*Exercise objective*. Without omitting anything, return the records precisely as given.

[START OF Data listing]

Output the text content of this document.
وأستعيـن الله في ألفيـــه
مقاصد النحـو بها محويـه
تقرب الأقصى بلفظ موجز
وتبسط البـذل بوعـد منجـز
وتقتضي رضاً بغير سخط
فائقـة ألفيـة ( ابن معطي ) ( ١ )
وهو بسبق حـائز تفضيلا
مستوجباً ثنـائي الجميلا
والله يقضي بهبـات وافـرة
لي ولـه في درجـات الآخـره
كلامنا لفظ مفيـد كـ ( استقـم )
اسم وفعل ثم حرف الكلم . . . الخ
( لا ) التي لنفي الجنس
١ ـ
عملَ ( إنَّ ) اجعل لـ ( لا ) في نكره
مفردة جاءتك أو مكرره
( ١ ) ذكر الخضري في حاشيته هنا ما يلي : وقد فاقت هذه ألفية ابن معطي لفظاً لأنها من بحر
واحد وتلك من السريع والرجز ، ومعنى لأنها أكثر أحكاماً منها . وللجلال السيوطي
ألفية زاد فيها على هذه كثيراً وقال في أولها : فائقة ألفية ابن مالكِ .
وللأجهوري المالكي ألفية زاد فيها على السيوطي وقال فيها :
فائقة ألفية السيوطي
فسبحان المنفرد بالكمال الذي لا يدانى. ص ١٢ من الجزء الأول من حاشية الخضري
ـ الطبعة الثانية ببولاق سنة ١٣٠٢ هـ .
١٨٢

[END OF Data listing]

*Written solution*.
Output the text content of this document.
وأستعيـن الله في ألفيـــه
مقاصد النحـو بها محويـه
تقرب الأقصى بلفظ موجز
وتبسط البـذل بوعـد منجـز
وتقتضي رضاً بغير سخط
فائقـة ألفيـة ( ابن معطي ) ( ١ )
وهو بسبق حـائز تفضيلا
مستوجباً ثنـائي الجميلا
والله يقضي بهبـات وافـرة
لي ولـه في درجـات الآخـره
كلامنا لفظ مفيـد كـ ( استقـم )
اسم وفعل ثم حرف الكلم . . . الخ
( لا ) التي لنفي الجنس
١ ـ
عملَ ( إنَّ ) اجعل لـ ( لا ) في نكره
مفردة جاءتك أو مكرره
( ١ ) ذكر الخضري في حاشيته هنا ما يلي : وقد فاقت هذه ألفية ابن معطي لفظاً لأنها من بحر
واحد وتلك من السريع والرجز ، ومعنى لأنها أكثر أحكاماً منها . وللجلال السيوطي
ألفية زاد فيها على هذه كثيراً وقال في أولها : فائقة ألفية ابن مالكِ .
وللأجهوري المالكي ألفية زاد فيها على السيوطي وقال فيها :
فائقة ألفية السيوطي
فسبحان المنفرد بالكمال الذي لا يدانى. ص ١٢ من الجزء الأول من حاشية الخضري
ـ الطبعة الثانية ببولاق سنة ١٣٠٢ هـ .
١٨٢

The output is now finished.